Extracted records
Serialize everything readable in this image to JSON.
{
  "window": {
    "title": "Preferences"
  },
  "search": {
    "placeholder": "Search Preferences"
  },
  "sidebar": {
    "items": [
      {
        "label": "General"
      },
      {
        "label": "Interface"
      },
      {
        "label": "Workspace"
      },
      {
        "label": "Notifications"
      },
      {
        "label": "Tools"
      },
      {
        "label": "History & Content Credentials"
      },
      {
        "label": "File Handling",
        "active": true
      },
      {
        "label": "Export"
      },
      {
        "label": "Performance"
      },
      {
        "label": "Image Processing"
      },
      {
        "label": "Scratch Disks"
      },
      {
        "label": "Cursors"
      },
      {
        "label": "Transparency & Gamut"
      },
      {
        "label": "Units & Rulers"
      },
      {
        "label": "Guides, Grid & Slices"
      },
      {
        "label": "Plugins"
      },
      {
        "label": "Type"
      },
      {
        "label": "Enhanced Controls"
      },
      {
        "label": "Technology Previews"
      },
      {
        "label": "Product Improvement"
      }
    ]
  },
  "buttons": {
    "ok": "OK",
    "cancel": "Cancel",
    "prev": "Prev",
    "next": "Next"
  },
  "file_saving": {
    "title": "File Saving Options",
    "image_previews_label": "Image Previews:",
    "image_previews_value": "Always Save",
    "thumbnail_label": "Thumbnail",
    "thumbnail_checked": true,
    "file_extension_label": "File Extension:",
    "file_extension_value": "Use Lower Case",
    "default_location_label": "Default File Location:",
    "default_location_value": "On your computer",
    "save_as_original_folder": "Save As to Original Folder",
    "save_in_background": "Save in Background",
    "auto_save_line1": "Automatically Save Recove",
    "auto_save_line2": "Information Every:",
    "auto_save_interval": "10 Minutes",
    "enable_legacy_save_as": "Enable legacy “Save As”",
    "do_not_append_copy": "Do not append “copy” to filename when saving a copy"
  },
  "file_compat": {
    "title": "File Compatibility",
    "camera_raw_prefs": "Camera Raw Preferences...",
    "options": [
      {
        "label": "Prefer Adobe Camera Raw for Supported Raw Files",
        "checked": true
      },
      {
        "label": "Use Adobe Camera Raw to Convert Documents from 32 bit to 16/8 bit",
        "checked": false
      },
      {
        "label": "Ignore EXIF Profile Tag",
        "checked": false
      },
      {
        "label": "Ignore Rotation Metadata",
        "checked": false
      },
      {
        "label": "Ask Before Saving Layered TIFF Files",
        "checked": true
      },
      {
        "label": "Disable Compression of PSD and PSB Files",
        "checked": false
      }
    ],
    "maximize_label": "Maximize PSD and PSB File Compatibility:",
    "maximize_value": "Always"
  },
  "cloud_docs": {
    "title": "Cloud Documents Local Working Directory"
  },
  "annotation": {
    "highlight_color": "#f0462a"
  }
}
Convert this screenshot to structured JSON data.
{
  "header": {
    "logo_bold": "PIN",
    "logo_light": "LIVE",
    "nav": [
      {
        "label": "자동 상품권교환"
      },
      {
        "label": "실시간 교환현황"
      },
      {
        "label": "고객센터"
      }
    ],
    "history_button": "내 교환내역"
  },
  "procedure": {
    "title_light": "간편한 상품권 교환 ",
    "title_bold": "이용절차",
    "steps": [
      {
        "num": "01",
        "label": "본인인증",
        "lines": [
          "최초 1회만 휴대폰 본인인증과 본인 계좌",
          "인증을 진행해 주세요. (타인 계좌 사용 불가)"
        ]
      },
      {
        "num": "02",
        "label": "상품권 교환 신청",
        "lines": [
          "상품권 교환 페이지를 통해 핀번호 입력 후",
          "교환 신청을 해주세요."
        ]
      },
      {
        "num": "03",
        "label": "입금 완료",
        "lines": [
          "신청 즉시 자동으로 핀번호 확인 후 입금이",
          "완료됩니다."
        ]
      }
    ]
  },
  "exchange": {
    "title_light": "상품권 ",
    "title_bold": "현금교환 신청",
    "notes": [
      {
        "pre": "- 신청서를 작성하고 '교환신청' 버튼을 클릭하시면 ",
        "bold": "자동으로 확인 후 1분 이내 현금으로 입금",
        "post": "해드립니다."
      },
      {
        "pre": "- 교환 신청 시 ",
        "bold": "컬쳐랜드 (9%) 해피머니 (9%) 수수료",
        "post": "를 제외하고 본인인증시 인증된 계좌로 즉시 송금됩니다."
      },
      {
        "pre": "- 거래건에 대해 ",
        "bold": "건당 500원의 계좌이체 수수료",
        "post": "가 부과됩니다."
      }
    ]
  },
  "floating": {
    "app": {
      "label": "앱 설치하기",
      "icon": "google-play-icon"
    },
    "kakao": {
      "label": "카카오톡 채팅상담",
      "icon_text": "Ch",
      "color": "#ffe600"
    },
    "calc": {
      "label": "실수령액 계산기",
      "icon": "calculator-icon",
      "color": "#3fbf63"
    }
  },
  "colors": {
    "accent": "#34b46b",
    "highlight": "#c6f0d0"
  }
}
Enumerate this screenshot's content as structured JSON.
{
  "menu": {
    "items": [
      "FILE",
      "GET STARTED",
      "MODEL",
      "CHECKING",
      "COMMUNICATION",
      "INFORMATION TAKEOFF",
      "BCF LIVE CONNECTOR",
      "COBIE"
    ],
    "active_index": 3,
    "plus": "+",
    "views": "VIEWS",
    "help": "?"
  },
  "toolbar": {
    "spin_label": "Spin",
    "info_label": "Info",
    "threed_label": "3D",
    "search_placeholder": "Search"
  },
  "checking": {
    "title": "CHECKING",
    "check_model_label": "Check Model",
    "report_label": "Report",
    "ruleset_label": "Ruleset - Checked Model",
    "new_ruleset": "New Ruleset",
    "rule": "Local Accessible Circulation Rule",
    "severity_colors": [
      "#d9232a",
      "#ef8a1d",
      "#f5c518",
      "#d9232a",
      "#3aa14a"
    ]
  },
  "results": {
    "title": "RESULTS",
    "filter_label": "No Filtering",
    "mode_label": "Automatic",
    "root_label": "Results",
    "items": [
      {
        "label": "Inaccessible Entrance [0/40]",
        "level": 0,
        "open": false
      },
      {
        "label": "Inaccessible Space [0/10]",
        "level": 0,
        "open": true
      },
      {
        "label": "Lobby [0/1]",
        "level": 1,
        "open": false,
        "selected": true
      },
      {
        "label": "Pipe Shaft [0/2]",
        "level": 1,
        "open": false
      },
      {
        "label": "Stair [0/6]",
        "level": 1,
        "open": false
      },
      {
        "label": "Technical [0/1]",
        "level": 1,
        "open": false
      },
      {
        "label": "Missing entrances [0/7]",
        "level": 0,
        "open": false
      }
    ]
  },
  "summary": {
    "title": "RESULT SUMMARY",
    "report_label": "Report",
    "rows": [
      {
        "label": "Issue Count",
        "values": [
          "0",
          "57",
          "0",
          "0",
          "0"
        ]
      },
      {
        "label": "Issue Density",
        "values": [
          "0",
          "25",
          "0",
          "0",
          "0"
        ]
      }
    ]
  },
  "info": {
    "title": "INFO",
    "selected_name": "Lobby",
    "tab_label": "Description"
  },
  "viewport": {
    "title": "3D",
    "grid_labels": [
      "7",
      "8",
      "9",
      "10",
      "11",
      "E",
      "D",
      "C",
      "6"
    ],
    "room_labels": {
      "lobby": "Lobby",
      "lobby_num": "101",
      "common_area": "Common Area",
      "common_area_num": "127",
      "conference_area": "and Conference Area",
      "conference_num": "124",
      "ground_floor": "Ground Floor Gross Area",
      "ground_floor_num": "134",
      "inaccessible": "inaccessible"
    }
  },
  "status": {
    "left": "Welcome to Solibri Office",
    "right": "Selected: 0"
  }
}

### Work to complete:
Using the exact wording, write out all of the records.

### Output below:
Serialize everything readable in this image to JSON.
{
  "window": {
    "title": "Preferences"
  },
  "search": {
    "placeholder": "Search Preferences"
  },
  "sidebar": {
    "items": [
      {
        "label": "General"
      },
      {
        "label": "Interface"
      },
      {
        "label": "Workspace"
      },
      {
        "label": "Notifications"
      },
      {
        "label": "Tools"
      },
      {
        "label": "History & Content Credentials"
      },
      {
        "label": "File Handling",
        "active": true
      },
      {
        "label": "Export"
      },
      {
        "label": "Performance"
      },
      {
        "label": "Image Processing"
      },
      {
        "label": "Scratch Disks"
      },
      {
        "label": "Cursors"
      },
      {
        "label": "Transparency & Gamut"
      },
      {
        "label": "Units & Rulers"
      },
      {
        "label": "Guides, Grid & Slices"
      },
      {
        "label": "Plugins"
      },
      {
        "label": "Type"
      },
      {
        "label": "Enhanced Controls"
      },
      {
        "label": "Technology Previews"
      },
      {
        "label": "Product Improvement"
      }
    ]
  },
  "buttons": {
    "ok": "OK",
    "cancel": "Cancel",
    "prev": "Prev",
    "next": "Next"
  },
  "file_saving": {
    "title": "File Saving Options",
    "image_previews_label": "Image Previews:",
    "image_previews_value": "Always Save",
    "thumbnail_label": "Thumbnail",
    "thumbnail_checked": true,
    "file_extension_label": "File Extension:",
    "file_extension_value": "Use Lower Case",
    "default_location_label": "Default File Location:",
    "default_location_value": "On your computer",
    "save_as_original_folder": "Save As to Original Folder",
    "save_in_background": "Save in Background",
    "auto_save_line1": "Automatically Save Recove",
    "auto_save_line2": "Information Every:",
    "auto_save_interval": "10 Minutes",
    "enable_legacy_save_as": "Enable legacy “Save As”",
    "do_not_append_copy": "Do not append “copy” to filename when saving a copy"
  },
  "file_compat": {
    "title": "File Compatibility",
    "camera_raw_prefs": "Camera Raw Preferences...",
    "options": [
      {
        "label": "Prefer Adobe Camera Raw for Supported Raw Files",
        "checked": true
      },
      {
        "label": "Use Adobe Camera Raw to Convert Documents from 32 bit to 16/8 bit",
        "checked": false
      },
      {
        "label": "Ignore EXIF Profile Tag",
        "checked": false
      },
      {
        "label": "Ignore Rotation Metadata",
        "checked": false
      },
      {
        "label": "Ask Before Saving Layered TIFF Files",
        "checked": true
      },
      {
        "label": "Disable Compression of PSD and PSB Files",
        "checked": false
      }
    ],
    "maximize_label": "Maximize PSD and PSB File Compatibility:",
    "maximize_value": "Always"
  },
  "cloud_docs": {
    "title": "Cloud Documents Local Working Directory"
  },
  "annotation": {
    "highlight_color": "#f0462a"
  }
}
Convert this screenshot to structured JSON data.
{
  "header": {
    "logo_bold": "PIN",
    "logo_light": "LIVE",
    "nav": [
      {
        "label": "자동 상품권교환"
      },
      {
        "label": "실시간 교환현황"
      },
      {
        "label": "고객센터"
      }
    ],
    "history_button": "내 교환내역"
  },
  "procedure": {
    "title_light": "간편한 상품권 교환 ",
    "title_bold": "이용절차",
    "steps": [
      {
        "num": "01",
        "label": "본인인증",
        "lines": [
          "최초 1회만 휴대폰 본인인증과 본인 계좌",
          "인증을 진행해 주세요. (타인 계좌 사용 불가)"
        ]
      },
      {
        "num": "02",
        "label": "상품권 교환 신청",
        "lines": [
          "상품권 교환 페이지를 통해 핀번호 입력 후",
          "교환 신청을 해주세요."
        ]
      },
      {
        "num": "03",
        "label": "입금 완료",
        "lines": [
          "신청 즉시 자동으로 핀번호 확인 후 입금이",
          "완료됩니다."
        ]
      }
    ]
  },
  "exchange": {
    "title_light": "상품권 ",
    "title_bold": "현금교환 신청",
    "notes": [
      {
        "pre": "- 신청서를 작성하고 '교환신청' 버튼을 클릭하시면 ",
        "bold": "자동으로 확인 후 1분 이내 현금으로 입금",
        "post": "해드립니다."
      },
      {
        "pre": "- 교환 신청 시 ",
        "bold": "컬쳐랜드 (9%) 해피머니 (9%) 수수료",
        "post": "를 제외하고 본인인증시 인증된 계좌로 즉시 송금됩니다."
      },
      {
        "pre": "- 거래건에 대해 ",
        "bold": "건당 500원의 계좌이체 수수료",
        "post": "가 부과됩니다."
      }
    ]
  },
  "floating": {
    "app": {
      "label": "앱 설치하기",
      "icon": "google-play-icon"
    },
    "kakao": {
      "label": "카카오톡 채팅상담",
      "icon_text": "Ch",
      "color": "#ffe600"
    },
    "calc": {
      "label": "실수령액 계산기",
      "icon": "calculator-icon",
      "color": "#3fbf63"
    }
  },
  "colors": {
    "accent": "#34b46b",
    "highlight": "#c6f0d0"
  }
}
Enumerate this screenshot's content as structured JSON.
{
  "menu": {
    "items": [
      "FILE",
      "GET STARTED",
      "MODEL",
      "CHECKING",
      "COMMUNICATION",
      "INFORMATION TAKEOFF",
      "BCF LIVE CONNECTOR",
      "COBIE"
    ],
    "active_index": 3,
    "plus": "+",
    "views": "VIEWS",
    "help": "?"
  },
  "toolbar": {
    "spin_label": "Spin",
    "info_label": "Info",
    "threed_label": "3D",
    "search_placeholder": "Search"
  },
  "checking": {
    "title": "CHECKING",
    "check_model_label": "Check Model",
    "report_label": "Report",
    "ruleset_label": "Ruleset - Checked Model",
    "new_ruleset": "New Ruleset",
    "rule": "Local Accessible Circulation Rule",
    "severity_colors": [
      "#d9232a",
      "#ef8a1d",
      "#f5c518",
      "#d9232a",
      "#3aa14a"
    ]
  },
  "results": {
    "title": "RESULTS",
    "filter_label": "No Filtering",
    "mode_label": "Automatic",
    "root_label": "Results",
    "items": [
      {
        "label": "Inaccessible Entrance [0/40]",
        "level": 0,
        "open": false
      },
      {
        "label": "Inaccessible Space [0/10]",
        "level": 0,
        "open": true
      },
      {
        "label": "Lobby [0/1]",
        "level": 1,
        "open": false,
        "selected": true
      },
      {
        "label": "Pipe Shaft [0/2]",
        "level": 1,
        "open": false
      },
      {
        "label": "Stair [0/6]",
        "level": 1,
        "open": false
      },
      {
        "label": "Technical [0/1]",
        "level": 1,
        "open": false
      },
      {
        "label": "Missing entrances [0/7]",
        "level": 0,
        "open": false
      }
    ]
  },
  "summary": {
    "title": "RESULT SUMMARY",
    "report_label": "Report",
    "rows": [
      {
        "label": "Issue Count",
        "values": [
          "0",
          "57",
          "0",
          "0",
          "0"
        ]
      },
      {
        "label": "Issue Density",
        "values": [
          "0",
          "25",
          "0",
          "0",
          "0"
        ]
      }
    ]
  },
  "info": {
    "title": "INFO",
    "selected_name": "Lobby",
    "tab_label": "Description"
  },
  "viewport": {
    "title": "3D",
    "grid_labels": [
      "7",
      "8",
      "9",
      "10",
      "11",
      "E",
      "D",
      "C",
      "6"
    ],
    "room_labels": {
      "lobby": "Lobby",
      "lobby_num": "101",
      "common_area": "Common Area",
      "common_area_num": "127",
      "conference_area": "and Conference Area",
      "conference_num": "124",
      "ground_floor": "Ground Floor Gross Area",
      "ground_floor_num": "134",
      "inaccessible": "inaccessible"
    }
  },
  "status": {
    "left": "Welcome to Solibri Office",
    "right": "Selected: 0"
  }
}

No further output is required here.